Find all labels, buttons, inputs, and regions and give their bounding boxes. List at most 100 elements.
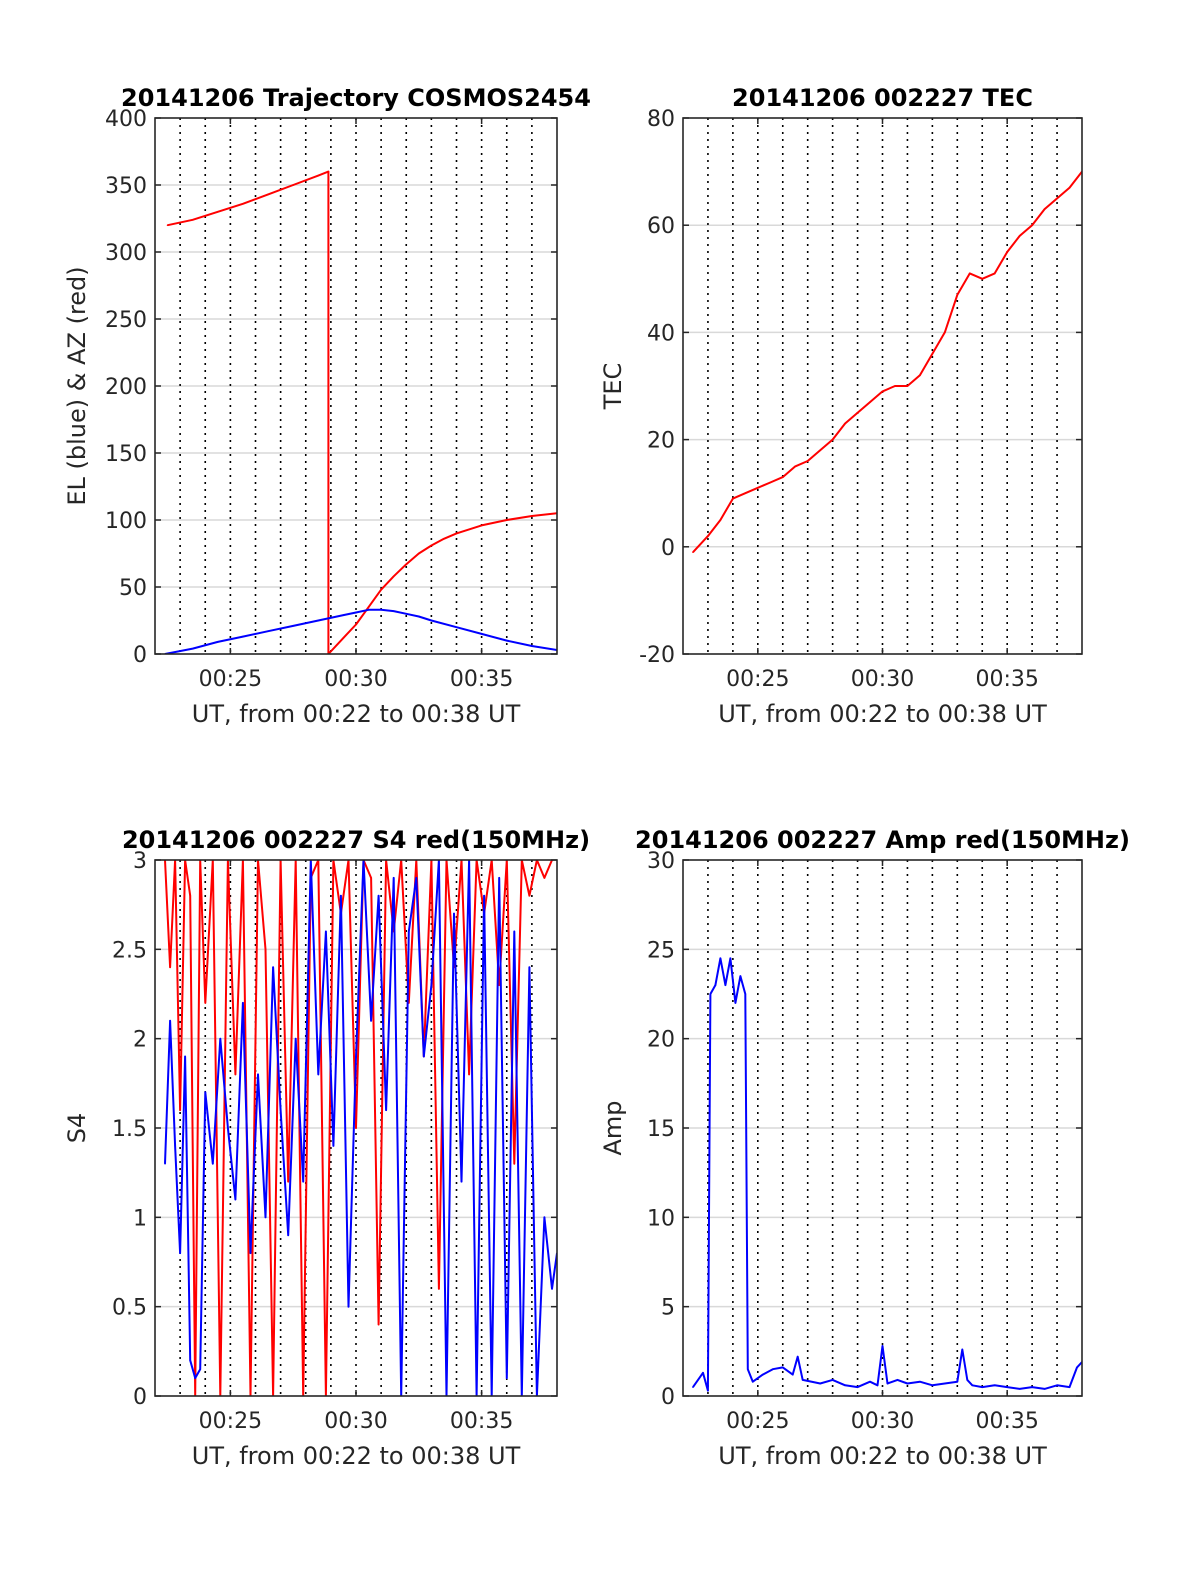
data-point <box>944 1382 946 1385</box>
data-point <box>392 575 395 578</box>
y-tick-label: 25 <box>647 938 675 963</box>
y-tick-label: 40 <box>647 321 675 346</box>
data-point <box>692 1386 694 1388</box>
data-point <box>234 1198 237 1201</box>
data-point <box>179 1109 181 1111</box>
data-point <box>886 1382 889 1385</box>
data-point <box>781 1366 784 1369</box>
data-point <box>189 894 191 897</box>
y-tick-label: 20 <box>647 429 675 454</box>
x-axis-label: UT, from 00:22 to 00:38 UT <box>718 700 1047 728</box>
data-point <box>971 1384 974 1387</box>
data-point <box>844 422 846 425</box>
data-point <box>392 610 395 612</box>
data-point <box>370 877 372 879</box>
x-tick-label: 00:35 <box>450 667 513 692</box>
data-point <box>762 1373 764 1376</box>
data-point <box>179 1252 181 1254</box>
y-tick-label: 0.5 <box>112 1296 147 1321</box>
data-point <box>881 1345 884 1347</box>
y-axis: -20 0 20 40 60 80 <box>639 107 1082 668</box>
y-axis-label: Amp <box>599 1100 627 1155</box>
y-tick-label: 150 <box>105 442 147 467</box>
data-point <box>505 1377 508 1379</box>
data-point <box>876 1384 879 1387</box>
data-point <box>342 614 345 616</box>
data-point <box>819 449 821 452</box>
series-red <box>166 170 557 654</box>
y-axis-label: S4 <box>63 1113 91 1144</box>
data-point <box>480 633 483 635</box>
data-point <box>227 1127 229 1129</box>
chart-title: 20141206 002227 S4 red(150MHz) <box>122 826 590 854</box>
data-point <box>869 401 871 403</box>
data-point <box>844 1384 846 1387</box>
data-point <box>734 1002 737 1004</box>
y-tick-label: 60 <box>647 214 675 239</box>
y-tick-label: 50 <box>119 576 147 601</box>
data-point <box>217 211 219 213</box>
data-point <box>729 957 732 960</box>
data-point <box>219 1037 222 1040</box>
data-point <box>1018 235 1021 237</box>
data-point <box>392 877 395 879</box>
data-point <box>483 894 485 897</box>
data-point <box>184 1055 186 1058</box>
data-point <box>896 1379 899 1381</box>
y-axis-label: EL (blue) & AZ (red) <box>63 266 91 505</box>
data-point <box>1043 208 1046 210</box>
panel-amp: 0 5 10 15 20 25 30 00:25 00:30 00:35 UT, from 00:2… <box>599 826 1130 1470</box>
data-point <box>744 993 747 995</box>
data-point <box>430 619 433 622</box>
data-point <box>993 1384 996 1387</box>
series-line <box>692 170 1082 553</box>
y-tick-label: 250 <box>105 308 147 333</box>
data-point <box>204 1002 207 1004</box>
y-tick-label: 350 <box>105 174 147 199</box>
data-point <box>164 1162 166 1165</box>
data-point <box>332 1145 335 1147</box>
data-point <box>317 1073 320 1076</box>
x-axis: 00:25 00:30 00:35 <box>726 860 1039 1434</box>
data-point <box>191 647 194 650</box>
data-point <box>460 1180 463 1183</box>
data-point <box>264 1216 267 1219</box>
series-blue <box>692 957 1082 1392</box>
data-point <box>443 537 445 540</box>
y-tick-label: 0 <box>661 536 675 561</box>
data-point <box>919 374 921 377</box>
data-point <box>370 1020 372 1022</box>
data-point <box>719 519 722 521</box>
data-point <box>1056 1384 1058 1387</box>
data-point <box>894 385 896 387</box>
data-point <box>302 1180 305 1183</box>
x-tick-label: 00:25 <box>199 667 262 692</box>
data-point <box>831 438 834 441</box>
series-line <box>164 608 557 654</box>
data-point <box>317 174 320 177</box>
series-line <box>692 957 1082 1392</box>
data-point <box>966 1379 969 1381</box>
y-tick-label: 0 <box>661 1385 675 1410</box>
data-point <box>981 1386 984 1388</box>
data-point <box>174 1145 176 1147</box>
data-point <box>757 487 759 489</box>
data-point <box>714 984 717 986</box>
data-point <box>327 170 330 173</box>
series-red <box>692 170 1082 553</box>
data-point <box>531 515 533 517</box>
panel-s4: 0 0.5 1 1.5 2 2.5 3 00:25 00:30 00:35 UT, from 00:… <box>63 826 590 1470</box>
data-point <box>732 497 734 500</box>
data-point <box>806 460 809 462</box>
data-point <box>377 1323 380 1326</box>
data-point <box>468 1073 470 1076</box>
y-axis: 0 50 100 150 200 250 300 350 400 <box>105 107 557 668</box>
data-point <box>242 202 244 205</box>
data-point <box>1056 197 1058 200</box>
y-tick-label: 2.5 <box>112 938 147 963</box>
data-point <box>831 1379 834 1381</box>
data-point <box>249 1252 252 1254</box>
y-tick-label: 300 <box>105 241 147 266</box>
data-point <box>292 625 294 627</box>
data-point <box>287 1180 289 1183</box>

...

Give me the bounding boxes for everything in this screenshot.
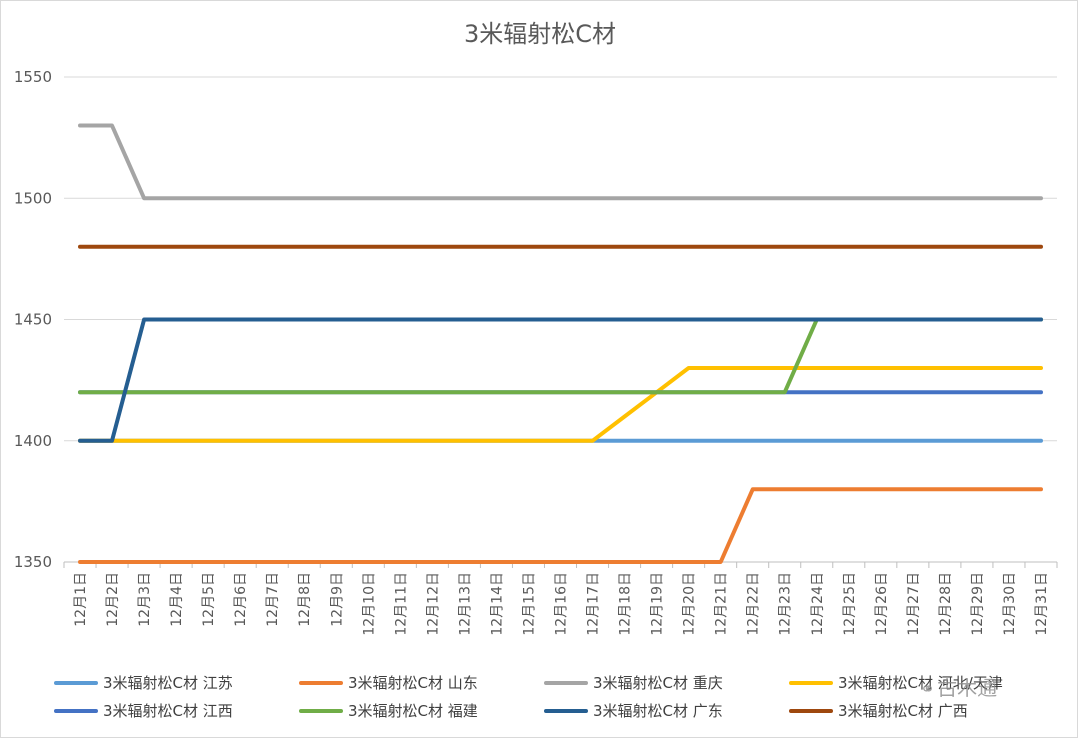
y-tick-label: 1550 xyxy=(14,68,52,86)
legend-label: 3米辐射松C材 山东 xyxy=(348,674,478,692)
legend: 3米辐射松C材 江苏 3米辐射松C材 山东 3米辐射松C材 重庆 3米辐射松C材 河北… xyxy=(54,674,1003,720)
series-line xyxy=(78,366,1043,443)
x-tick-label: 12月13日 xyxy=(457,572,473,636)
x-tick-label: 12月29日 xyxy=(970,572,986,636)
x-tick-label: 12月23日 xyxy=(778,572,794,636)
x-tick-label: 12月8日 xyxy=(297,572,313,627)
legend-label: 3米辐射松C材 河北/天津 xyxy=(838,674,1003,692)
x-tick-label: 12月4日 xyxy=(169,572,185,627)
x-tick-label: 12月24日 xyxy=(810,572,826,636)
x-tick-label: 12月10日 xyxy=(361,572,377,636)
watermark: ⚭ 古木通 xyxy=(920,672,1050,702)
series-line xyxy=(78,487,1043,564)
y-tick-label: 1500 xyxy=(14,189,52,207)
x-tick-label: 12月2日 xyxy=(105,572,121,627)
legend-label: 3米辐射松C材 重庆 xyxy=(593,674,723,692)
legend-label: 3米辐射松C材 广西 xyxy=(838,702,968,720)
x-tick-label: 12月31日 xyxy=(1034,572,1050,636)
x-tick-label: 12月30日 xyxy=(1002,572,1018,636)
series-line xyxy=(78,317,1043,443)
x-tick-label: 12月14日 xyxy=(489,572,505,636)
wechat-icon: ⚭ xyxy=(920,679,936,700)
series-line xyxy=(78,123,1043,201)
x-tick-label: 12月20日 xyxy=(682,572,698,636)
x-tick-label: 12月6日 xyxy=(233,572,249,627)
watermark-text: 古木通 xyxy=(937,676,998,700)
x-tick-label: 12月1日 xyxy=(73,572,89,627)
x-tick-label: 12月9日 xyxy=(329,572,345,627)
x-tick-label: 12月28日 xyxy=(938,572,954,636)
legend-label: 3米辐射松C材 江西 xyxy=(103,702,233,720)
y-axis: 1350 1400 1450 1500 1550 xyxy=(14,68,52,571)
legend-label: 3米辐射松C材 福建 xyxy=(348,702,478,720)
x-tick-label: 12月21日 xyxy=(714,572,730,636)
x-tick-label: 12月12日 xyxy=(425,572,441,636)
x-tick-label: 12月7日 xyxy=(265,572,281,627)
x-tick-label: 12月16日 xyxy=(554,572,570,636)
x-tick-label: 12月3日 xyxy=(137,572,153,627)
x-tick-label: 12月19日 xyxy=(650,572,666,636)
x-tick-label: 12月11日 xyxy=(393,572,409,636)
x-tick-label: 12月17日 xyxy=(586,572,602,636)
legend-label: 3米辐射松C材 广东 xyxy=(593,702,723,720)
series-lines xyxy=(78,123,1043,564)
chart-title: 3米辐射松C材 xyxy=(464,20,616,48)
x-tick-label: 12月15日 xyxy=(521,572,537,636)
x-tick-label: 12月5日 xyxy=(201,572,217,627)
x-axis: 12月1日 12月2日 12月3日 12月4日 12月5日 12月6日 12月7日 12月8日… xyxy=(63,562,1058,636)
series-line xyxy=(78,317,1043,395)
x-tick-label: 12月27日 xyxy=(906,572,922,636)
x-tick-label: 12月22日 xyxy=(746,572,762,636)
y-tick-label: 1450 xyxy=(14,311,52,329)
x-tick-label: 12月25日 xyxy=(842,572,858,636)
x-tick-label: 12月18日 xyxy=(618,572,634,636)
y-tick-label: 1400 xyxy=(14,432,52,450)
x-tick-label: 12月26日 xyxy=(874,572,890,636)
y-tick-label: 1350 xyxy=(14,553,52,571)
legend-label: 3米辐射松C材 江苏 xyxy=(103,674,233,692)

EXERCISE DESCRIPTION: Format the data lines starting at the one containing "y-tick-label: 1550 xyxy=(14,68,52,86)" and ending at the one containing "x-tick-label: 12月13日 xyxy=(457,572,473,636)" as a JSON list of strings, one string per line, with blank lines left out.

FULL RESPONSE:
[
  "y-tick-label: 1550 xyxy=(14,68,52,86)",
  "legend-label: 3米辐射松C材 山东 xyxy=(348,674,478,692)",
  "legend: 3米辐射松C材 江苏 3米辐射松C材 山东 3米辐射松C材 重庆 3米辐射松C材 河北… xyxy=(54,674,1003,720)",
  "series-line xyxy=(78,366,1043,443)",
  "x-tick-label: 12月13日 xyxy=(457,572,473,636)"
]